Во время его дневных и ночных похождений его часто притягивало к себе одно весьма необычное место на берегу Сены, куда он непременно заглядывал всякий раз, когда жил в Париже, — морг. Его описание, которое он оставил много лет спустя в «Путешественнике не по торговым делам», прекрасно отражает его характерное отношение к смерти: мрачный и провокационный юмор, будто бросающий вызов собственной тревоге, и заботливость, почти отеческое участие, которое внушает ему зрелище покойников. Всё завораживает его в этом месте: физиономии мертвых и живых, посетители, движимые, как и он, болезненным любопытством с примесью более глубоких раздумий, которые впиваются в «это», то есть ряды трупов на носилках, «жадным взглядом» или бросают «бесцельные отсутствующие взгляды, какие бывают у людей, когда они смотрят в паноптикуме на восковую фигуру, не имея в руках каталога и не понимая, что же это перед ними такое. Но объединяло этих людей присущее всем без исключения выражение — выражение лица человека, смотрящего на кого-то и не ожидающего встретить ответный взгляд».
Диккенс созерцает и описывает это отсутствие ответа, эту непостижимую тайну с тем же тщанием и той же дотошностью, с какой он изображает бесконечное разнообразие проявлений жизни; он пытается приноровиться к ней через литературу. Складывается впечатление, что он отдает некий долг мертвецам, беря на себя тяжелую «ответственность выживших», о которой говорит Эммануэль Левинас.
Однако парижский калейдоскоп — опера, театры, морг, обеды в ресторанах, кладбища, огни и кафе на Больших бульварах — на самом деле был лишь фоном для главной интриги его существования в тот период: «Домби». Диккенсу казалось, что «книга под названием «Домби» — единственная жизненная реальность, и он принимал всю остальную действительность за преходящие тени». А в тот момент его главной заботой была необходимая смерть маленького Пола Домби.

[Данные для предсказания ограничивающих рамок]

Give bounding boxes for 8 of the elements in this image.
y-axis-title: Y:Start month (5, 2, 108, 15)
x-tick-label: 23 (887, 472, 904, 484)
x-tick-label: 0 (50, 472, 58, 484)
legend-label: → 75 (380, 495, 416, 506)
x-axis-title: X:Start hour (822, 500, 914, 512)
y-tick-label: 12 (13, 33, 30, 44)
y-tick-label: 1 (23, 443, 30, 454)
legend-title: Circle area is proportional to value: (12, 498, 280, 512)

*ЧТО НУЖНО СДЕЛАТЬ:*
1: В какой книге, согласно отрывку о Диккенсе, он много лет спустя оставил описание парижского морга?
2: Пожалуйста, продолжите отрывок о Диккенсе, начав сразу после его последнего предложения.
Этот материал никак не связан с отрывком о Диккенсе.

*ОТВЕТЫ К УПРАЖНЕНИЮ:*
1: В «Путешественнике не по торговым делам».

2:
По поводу привычки Диккенса умерщвлять своих персонажей, когда он не знал, что с ними делать дальше, часто иронизировали. Один шутник, редактор журнала, представляет, как автор дает объяснения по этому поводу во время воображаемого судебного процесса и передает их в телеграфном стиле судебных репортеров: «Не знал заранее, что даст та или иная глава или страница. Когда персонаж переставал быть ему полезным или когда он больше не знал, что с ним делать, сразу же ликвидировал. Это очень трогательно и удобно. На вопрос о том, от какой болезни скончался Пол, намеревался ответить, что с ним приключился острый приступ «не знаю-что-с-ним-делать». Если бы этого приступа не случилось, он заболел бы и в конце концов умер от хронического заболевания, научное название которого — «ты-всем-мешаешь». Эти болезни очень распространены в литературном мире и часто приводят к летальному исходу».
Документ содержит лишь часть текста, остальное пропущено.